Stored data
▼▼▼

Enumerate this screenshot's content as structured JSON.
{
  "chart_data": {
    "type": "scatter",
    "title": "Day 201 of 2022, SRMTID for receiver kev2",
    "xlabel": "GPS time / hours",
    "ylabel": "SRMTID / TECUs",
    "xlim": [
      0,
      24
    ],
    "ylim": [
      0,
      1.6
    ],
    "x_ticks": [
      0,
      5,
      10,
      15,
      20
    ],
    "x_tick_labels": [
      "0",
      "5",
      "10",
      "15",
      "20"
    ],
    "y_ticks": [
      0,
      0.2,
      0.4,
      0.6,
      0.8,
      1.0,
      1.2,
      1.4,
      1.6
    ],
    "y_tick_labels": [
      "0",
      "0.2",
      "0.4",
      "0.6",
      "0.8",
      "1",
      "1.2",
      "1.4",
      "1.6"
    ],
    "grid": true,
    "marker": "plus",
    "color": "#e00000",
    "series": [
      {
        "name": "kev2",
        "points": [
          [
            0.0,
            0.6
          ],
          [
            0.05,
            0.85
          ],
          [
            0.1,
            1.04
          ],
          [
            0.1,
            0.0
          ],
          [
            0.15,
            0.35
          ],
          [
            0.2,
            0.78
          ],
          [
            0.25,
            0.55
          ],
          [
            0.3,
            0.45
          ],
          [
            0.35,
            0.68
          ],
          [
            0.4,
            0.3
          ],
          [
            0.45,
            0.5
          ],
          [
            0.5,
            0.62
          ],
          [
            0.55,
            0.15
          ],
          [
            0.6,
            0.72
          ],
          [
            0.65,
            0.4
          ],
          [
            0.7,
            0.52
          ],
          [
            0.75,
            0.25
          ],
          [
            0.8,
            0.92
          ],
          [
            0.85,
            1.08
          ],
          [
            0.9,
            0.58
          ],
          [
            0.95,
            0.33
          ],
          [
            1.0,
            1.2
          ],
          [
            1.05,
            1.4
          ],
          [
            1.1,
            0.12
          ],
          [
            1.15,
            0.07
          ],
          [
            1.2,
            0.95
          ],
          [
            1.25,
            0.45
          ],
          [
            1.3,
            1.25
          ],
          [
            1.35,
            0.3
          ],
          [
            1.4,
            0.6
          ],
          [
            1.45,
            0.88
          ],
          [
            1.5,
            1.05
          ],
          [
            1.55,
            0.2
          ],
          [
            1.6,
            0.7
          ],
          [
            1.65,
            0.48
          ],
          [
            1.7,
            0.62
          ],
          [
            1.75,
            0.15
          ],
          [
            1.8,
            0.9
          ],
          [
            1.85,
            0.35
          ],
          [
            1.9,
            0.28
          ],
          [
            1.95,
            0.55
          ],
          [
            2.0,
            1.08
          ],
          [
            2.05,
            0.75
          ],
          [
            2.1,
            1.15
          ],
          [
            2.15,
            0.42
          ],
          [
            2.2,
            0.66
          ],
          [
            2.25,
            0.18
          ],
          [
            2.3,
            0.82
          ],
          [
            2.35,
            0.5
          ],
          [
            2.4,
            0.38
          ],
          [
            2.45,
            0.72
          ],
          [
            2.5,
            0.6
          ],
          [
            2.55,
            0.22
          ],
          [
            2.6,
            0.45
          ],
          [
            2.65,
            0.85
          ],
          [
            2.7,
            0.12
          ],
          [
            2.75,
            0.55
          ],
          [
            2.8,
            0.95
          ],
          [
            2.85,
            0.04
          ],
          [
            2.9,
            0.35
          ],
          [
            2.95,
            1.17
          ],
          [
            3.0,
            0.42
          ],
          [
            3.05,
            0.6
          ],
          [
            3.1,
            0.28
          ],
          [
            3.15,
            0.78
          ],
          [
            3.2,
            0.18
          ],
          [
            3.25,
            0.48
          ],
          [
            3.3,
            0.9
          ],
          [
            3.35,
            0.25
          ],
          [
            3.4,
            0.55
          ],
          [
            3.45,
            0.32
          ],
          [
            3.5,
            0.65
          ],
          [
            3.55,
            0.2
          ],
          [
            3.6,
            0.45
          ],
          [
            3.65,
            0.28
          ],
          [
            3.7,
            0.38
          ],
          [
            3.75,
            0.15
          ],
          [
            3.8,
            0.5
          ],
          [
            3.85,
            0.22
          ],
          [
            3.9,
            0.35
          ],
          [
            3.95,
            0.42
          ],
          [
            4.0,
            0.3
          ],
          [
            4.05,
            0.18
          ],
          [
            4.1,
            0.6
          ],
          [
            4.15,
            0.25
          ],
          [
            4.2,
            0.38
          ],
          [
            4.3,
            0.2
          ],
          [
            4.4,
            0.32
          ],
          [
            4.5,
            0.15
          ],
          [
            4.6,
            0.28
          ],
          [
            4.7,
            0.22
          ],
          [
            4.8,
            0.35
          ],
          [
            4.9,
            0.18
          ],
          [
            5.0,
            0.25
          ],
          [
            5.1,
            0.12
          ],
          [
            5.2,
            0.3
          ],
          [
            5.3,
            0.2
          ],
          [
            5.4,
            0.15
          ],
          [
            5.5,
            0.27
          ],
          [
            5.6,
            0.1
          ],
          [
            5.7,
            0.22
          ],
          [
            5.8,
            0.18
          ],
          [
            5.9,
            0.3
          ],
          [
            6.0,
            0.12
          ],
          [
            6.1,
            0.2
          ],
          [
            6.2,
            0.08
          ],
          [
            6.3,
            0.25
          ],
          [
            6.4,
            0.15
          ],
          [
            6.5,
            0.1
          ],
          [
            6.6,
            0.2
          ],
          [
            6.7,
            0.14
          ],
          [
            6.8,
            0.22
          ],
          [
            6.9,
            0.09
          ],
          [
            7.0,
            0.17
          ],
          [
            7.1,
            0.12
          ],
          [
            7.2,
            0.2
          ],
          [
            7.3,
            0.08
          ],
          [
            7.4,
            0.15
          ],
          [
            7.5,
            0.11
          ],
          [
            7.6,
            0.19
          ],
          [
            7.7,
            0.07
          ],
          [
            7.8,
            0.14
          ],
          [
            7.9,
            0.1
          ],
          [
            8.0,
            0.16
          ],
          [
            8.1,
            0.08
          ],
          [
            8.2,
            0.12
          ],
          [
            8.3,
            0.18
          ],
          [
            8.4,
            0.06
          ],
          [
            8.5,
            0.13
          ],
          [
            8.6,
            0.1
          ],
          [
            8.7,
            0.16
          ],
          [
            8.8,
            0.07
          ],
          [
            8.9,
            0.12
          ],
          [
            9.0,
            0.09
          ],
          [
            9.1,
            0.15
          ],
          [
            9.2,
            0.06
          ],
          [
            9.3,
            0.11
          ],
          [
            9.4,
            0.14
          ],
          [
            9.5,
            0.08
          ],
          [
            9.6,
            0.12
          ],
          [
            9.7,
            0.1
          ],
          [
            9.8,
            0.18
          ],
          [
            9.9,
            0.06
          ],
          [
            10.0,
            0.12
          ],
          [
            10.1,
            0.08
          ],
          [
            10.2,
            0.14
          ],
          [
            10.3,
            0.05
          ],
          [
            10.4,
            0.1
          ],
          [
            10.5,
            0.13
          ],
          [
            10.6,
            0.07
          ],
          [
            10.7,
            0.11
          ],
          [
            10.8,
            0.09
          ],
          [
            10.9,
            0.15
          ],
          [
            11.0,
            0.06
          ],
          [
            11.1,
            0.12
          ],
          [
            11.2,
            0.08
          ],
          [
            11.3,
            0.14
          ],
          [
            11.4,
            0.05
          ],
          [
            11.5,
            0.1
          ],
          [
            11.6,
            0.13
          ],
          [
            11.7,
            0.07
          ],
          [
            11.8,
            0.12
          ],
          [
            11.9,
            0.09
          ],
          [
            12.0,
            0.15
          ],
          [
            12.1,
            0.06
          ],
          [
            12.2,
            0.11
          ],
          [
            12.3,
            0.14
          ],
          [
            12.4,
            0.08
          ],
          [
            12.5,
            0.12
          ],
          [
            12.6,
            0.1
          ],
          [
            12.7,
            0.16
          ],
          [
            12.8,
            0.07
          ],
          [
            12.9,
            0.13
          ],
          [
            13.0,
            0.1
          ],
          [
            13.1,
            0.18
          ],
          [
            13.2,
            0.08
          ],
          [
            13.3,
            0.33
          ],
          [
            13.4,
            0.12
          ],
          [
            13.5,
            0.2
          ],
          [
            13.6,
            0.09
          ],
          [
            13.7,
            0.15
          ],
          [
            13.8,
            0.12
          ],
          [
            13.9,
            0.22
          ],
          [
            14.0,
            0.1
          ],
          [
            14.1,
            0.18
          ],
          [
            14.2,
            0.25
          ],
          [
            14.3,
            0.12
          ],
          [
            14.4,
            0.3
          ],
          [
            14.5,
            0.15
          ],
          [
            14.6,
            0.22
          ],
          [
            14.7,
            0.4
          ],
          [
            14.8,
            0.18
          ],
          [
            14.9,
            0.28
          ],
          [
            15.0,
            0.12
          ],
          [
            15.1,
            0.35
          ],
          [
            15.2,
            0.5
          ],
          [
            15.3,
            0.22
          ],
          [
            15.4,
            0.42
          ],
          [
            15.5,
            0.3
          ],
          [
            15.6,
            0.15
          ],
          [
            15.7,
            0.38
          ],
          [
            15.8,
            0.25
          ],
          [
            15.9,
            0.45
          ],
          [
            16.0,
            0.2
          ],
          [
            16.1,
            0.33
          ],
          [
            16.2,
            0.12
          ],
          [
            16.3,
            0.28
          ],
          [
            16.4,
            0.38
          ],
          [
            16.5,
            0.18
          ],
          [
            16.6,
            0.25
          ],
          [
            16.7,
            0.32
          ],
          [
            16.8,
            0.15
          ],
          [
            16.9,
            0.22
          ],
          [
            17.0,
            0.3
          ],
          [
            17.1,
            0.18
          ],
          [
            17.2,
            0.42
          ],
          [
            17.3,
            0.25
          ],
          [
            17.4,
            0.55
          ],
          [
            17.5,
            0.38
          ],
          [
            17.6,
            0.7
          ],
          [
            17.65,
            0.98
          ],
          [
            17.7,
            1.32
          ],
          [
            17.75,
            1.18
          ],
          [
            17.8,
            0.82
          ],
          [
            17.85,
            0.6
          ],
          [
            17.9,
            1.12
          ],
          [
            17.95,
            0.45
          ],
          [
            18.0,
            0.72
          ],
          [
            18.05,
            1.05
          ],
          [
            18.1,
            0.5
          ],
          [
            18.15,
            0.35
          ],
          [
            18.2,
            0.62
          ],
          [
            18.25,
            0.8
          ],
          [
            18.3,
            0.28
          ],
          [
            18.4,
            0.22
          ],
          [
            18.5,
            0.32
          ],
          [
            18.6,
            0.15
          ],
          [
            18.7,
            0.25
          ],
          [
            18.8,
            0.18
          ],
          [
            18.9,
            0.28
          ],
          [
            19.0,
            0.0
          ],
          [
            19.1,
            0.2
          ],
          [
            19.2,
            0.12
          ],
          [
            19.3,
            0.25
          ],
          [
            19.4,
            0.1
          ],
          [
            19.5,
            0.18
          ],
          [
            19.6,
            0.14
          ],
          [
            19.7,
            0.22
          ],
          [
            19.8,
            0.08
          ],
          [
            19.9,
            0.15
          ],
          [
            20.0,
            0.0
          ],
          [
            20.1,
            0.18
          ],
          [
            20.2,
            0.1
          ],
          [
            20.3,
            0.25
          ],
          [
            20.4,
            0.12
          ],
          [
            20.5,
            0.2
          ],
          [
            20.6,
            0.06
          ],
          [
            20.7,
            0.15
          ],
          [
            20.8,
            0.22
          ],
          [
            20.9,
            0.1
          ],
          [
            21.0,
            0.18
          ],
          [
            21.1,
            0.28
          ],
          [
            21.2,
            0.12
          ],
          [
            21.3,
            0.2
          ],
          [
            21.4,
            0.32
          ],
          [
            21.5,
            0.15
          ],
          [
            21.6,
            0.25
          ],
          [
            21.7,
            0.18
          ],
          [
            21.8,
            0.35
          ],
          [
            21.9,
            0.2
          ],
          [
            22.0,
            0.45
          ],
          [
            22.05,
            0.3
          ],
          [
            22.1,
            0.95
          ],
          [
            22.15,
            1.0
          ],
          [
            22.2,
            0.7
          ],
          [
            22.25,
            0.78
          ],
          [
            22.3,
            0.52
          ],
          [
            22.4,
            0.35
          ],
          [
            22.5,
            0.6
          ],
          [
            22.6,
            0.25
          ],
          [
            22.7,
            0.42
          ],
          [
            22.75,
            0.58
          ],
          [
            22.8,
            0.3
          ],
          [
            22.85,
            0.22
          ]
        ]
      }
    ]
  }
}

▲▲▲

Set task: Reproduce each line of the entries in which the word "SRMTID" is found.

Exercise response:
    "title": "Day 201 of 2022, SRMTID for receiver kev2",
    "ylabel": "SRMTID / TECUs",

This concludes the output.